Update the items below by changing each "volume-bar" to "volume-column", leaving everything else untouched.
____ Records for the task
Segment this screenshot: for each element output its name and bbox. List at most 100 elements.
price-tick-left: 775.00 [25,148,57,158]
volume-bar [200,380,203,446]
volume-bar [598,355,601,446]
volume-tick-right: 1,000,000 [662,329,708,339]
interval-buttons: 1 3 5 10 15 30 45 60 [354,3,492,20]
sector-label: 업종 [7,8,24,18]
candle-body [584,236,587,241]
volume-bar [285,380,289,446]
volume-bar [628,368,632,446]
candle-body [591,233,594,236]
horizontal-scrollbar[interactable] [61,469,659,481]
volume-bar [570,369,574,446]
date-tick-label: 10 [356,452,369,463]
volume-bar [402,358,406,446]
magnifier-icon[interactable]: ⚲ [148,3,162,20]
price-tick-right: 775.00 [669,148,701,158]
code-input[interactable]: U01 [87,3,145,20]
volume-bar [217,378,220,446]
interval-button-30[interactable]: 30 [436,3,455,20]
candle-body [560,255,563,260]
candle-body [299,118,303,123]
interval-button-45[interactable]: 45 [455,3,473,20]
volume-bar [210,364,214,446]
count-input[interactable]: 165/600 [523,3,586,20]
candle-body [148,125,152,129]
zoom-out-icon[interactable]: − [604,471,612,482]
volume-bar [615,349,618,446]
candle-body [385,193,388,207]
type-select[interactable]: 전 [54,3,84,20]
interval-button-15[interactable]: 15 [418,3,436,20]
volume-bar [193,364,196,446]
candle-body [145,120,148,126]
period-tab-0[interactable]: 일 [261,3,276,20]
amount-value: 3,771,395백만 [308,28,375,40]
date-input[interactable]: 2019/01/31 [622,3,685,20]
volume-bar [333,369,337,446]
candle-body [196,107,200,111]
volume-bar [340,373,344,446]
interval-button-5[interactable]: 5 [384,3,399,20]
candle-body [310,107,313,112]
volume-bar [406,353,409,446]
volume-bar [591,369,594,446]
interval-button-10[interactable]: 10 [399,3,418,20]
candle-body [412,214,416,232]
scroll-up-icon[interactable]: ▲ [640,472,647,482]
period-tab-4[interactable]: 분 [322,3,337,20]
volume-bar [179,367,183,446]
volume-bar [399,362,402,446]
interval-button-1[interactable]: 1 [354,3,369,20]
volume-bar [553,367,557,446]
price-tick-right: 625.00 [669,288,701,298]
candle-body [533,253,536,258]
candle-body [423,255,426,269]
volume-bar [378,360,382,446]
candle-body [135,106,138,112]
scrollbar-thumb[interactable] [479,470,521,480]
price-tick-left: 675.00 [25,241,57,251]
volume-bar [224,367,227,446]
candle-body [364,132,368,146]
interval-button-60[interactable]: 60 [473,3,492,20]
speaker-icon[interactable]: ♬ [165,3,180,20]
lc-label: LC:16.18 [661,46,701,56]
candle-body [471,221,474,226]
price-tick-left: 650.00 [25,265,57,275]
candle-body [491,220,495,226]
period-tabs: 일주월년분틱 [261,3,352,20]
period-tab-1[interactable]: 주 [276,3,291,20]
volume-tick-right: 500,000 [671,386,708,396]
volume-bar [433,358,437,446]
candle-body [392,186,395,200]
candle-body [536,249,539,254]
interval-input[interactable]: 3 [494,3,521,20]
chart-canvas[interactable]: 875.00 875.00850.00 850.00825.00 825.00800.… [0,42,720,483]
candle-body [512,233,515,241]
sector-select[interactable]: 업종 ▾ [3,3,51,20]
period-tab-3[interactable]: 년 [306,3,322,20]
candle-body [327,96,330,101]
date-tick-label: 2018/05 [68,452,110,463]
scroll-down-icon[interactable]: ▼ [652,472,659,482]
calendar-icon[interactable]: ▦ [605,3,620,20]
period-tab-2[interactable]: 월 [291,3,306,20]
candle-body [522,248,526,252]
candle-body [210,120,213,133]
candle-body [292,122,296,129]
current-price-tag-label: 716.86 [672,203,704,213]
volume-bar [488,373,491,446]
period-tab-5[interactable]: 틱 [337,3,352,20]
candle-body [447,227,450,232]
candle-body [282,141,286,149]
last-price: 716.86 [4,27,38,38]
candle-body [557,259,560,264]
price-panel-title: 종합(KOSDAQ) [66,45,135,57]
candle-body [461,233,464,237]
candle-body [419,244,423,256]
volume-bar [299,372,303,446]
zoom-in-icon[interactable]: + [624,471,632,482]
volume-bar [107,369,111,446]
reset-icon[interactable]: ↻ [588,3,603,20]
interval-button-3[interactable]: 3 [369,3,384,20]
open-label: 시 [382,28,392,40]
________
Complete answer:
Segment this screenshot: for each element output its name and bbox. List at most 100 elements.
price-tick-left: 775.00 [25,148,57,158]
volume-column [200,380,203,446]
volume-column [598,355,601,446]
volume-tick-right: 1,000,000 [662,329,708,339]
interval-buttons: 1 3 5 10 15 30 45 60 [354,3,492,20]
sector-label: 업종 [7,8,24,18]
candle-body [584,236,587,241]
volume-column [285,380,289,446]
volume-column [628,368,632,446]
candle-body [591,233,594,236]
horizontal-scrollbar[interactable] [61,469,659,481]
volume-column [570,369,574,446]
date-tick-label: 10 [356,452,369,463]
volume-column [402,358,406,446]
magnifier-icon[interactable]: ⚲ [148,3,162,20]
price-tick-right: 775.00 [669,148,701,158]
code-input[interactable]: U01 [87,3,145,20]
volume-column [217,378,220,446]
interval-button-30[interactable]: 30 [436,3,455,20]
candle-body [560,255,563,260]
candle-body [299,118,303,123]
interval-button-45[interactable]: 45 [455,3,473,20]
volume-column [210,364,214,446]
count-input[interactable]: 165/600 [523,3,586,20]
candle-body [148,125,152,129]
zoom-out-icon[interactable]: − [604,471,612,482]
volume-column [615,349,618,446]
candle-body [385,193,388,207]
type-select[interactable]: 전 [54,3,84,20]
interval-button-15[interactable]: 15 [418,3,436,20]
volume-column [193,364,196,446]
candle-body [145,120,148,126]
period-tab-0[interactable]: 일 [261,3,276,20]
amount-value: 3,771,395백만 [308,28,375,40]
date-input[interactable]: 2019/01/31 [622,3,685,20]
volume-column [333,369,337,446]
candle-body [196,107,200,111]
volume-column [340,373,344,446]
interval-button-5[interactable]: 5 [384,3,399,20]
candle-body [310,107,313,112]
volume-column [406,353,409,446]
volume-column [591,369,594,446]
interval-button-10[interactable]: 10 [399,3,418,20]
candle-body [412,214,416,232]
scroll-up-icon[interactable]: ▲ [640,472,647,482]
period-tab-4[interactable]: 분 [322,3,337,20]
volume-column [179,367,183,446]
volume-column [399,362,402,446]
interval-button-1[interactable]: 1 [354,3,369,20]
volume-column [553,367,557,446]
price-tick-right: 625.00 [669,288,701,298]
candle-body [533,253,536,258]
candle-body [423,255,426,269]
volume-column [378,360,382,446]
candle-body [135,106,138,112]
scrollbar-thumb[interactable] [479,470,521,480]
price-tick-left: 675.00 [25,241,57,251]
volume-column [224,367,227,446]
candle-body [364,132,368,146]
interval-button-60[interactable]: 60 [473,3,492,20]
speaker-icon[interactable]: ♬ [165,3,180,20]
lc-label: LC:16.18 [661,46,701,56]
candle-body [471,221,474,226]
price-tick-left: 650.00 [25,265,57,275]
candle-body [491,220,495,226]
period-tabs: 일주월년분틱 [261,3,352,20]
period-tab-1[interactable]: 주 [276,3,291,20]
volume-tick-right: 500,000 [671,386,708,396]
volume-column [433,358,437,446]
candle-body [392,186,395,200]
candle-body [536,249,539,254]
interval-input[interactable]: 3 [494,3,521,20]
chart-canvas[interactable]: 875.00 875.00850.00 850.00825.00 825.00800.… [0,42,720,483]
candle-body [512,233,515,241]
sector-select[interactable]: 업종 ▾ [3,3,51,20]
period-tab-3[interactable]: 년 [306,3,322,20]
candle-body [327,96,330,101]
date-tick-label: 2018/05 [68,452,110,463]
scroll-down-icon[interactable]: ▼ [652,472,659,482]
calendar-icon[interactable]: ▦ [605,3,620,20]
period-tab-2[interactable]: 월 [291,3,306,20]
candle-body [522,248,526,252]
candle-body [210,120,213,133]
candle-body [292,122,296,129]
current-price-tag-label: 716.86 [672,203,704,213]
volume-column [488,373,491,446]
period-tab-5[interactable]: 틱 [337,3,352,20]
candle-body [447,227,450,232]
candle-body [282,141,286,149]
last-price: 716.86 [4,27,38,38]
candle-body [557,259,560,264]
price-panel-title: 종합(KOSDAQ) [66,45,135,57]
candle-body [461,233,464,237]
candle-body [419,244,423,256]
volume-column [299,372,303,446]
zoom-in-icon[interactable]: + [624,471,632,482]
volume-column [107,369,111,446]
reset-icon[interactable]: ↻ [588,3,603,20]
interval-button-3[interactable]: 3 [369,3,384,20]
open-label: 시 [382,28,392,40]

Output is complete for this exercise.